Could you output each line of the data that follows exactly?

=== Data lines ===

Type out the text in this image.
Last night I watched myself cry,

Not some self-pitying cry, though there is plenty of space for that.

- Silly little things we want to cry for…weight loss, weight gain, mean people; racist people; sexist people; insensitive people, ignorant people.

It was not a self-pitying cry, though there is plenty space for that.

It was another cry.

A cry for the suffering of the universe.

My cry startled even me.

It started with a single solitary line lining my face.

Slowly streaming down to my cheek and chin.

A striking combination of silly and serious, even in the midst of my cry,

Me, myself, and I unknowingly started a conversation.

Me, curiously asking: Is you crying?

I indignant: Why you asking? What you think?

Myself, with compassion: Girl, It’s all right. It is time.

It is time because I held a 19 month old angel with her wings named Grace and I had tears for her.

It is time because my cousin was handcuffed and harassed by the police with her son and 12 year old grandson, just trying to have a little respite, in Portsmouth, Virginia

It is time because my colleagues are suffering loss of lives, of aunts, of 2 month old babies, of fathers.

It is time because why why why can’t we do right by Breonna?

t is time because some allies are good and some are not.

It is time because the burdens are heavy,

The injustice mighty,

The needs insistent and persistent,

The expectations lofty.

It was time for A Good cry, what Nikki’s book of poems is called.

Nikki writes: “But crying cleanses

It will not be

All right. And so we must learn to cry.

===

**Solution for this exercise**
Type out the text in this image.
Last night I watched myself cry,

Not some self-pitying cry, though there is plenty of space for that.

- Silly little things we want to cry for…weight loss, weight gain, mean people; racist people; sexist people; insensitive people, ignorant people.

It was not a self-pitying cry, though there is plenty space for that.

It was another cry.

A cry for the suffering of the universe.

My cry startled even me.

It started with a single solitary line lining my face.

Slowly streaming down to my cheek and chin.

A striking combination of silly and serious, even in the midst of my cry,

Me, myself, and I unknowingly started a conversation.

Me, curiously asking: Is you crying?

I indignant: Why you asking? What you think?

Myself, with compassion: Girl, It’s all right. It is time.

It is time because I held a 19 month old angel with her wings named Grace and I had tears for her.

It is time because my cousin was handcuffed and harassed by the police with her son and 12 year old grandson, just trying to have a little respite, in Portsmouth, Virginia

It is time because my colleagues are suffering loss of lives, of aunts, of 2 month old babies, of fathers.

It is time because why why why can’t we do right by Breonna?

t is time because some allies are good and some are not.

It is time because the burdens are heavy,

The injustice mighty,

The needs insistent and persistent,

The expectations lofty.

It was time for A Good cry, what Nikki’s book of poems is called.

Nikki writes: “But crying cleanses

It will not be

All right. And so we must learn to cry.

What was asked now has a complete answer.